- **EXTRACTED DATA**
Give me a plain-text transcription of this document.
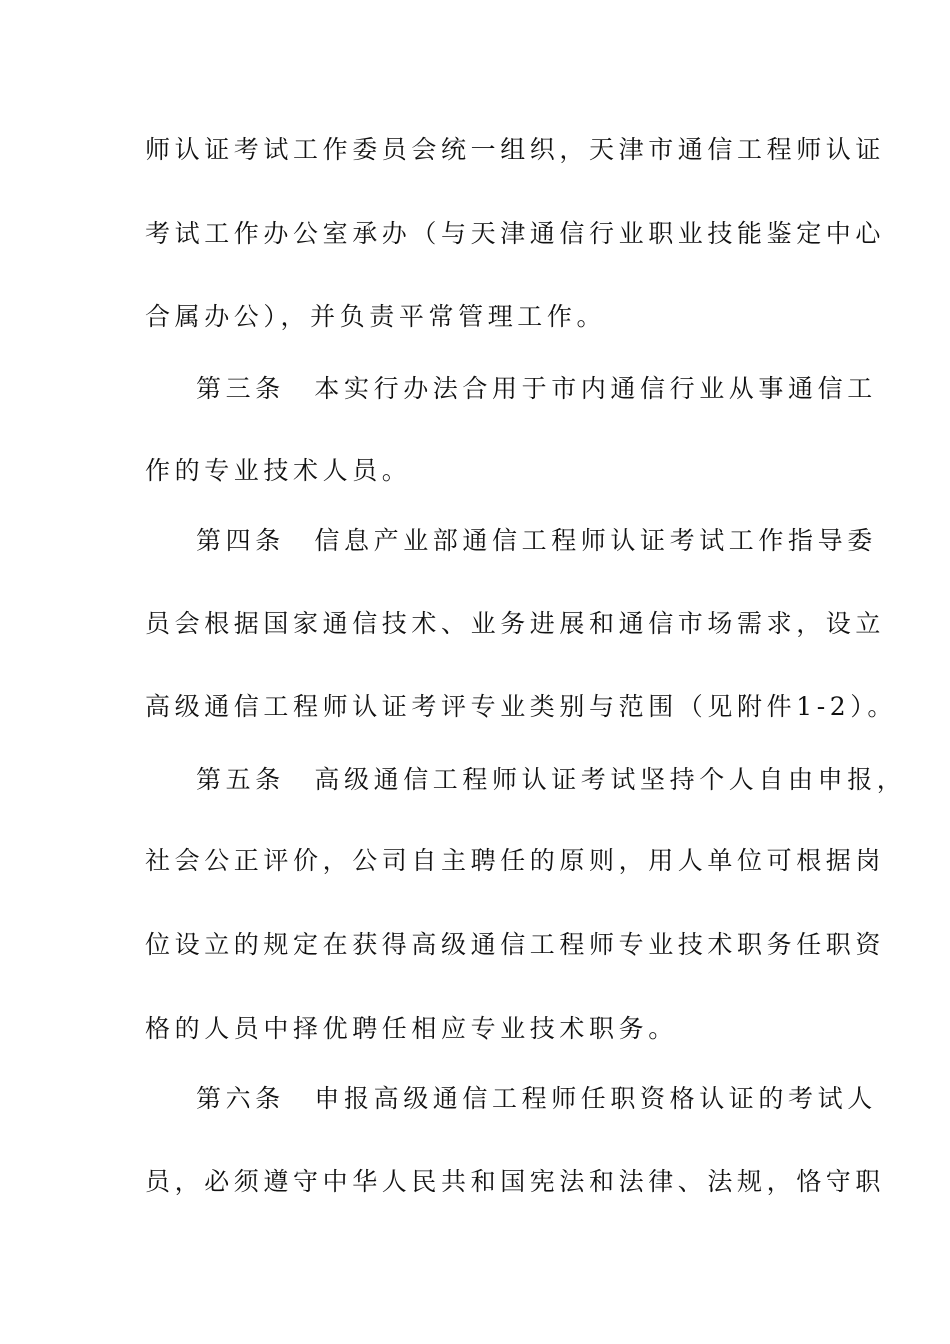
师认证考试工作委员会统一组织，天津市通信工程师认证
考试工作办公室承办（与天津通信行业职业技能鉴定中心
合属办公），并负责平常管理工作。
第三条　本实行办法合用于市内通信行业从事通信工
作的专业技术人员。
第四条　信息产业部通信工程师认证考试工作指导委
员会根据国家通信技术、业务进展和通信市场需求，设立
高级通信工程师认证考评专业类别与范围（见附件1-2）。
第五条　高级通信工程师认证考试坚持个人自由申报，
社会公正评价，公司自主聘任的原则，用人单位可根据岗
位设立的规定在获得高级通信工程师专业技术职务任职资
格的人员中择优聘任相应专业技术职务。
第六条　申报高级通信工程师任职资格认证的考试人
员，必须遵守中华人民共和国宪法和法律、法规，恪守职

- **EXERCISE DIRECTIONS**
Set the entries down again exactly. Do not include the images.

- **SOLUTION TO THIS PROBLEM**
Give me a plain-text transcription of this document.
师认证考试工作委员会统一组织，天津市通信工程师认证
考试工作办公室承办（与天津通信行业职业技能鉴定中心
合属办公），并负责平常管理工作。
第三条　本实行办法合用于市内通信行业从事通信工
作的专业技术人员。
第四条　信息产业部通信工程师认证考试工作指导委
员会根据国家通信技术、业务进展和通信市场需求，设立
高级通信工程师认证考评专业类别与范围（见附件1-2）。
第五条　高级通信工程师认证考试坚持个人自由申报，
社会公正评价，公司自主聘任的原则，用人单位可根据岗
位设立的规定在获得高级通信工程师专业技术职务任职资
格的人员中择优聘任相应专业技术职务。
第六条　申报高级通信工程师任职资格认证的考试人
员，必须遵守中华人民共和国宪法和法律、法规，恪守职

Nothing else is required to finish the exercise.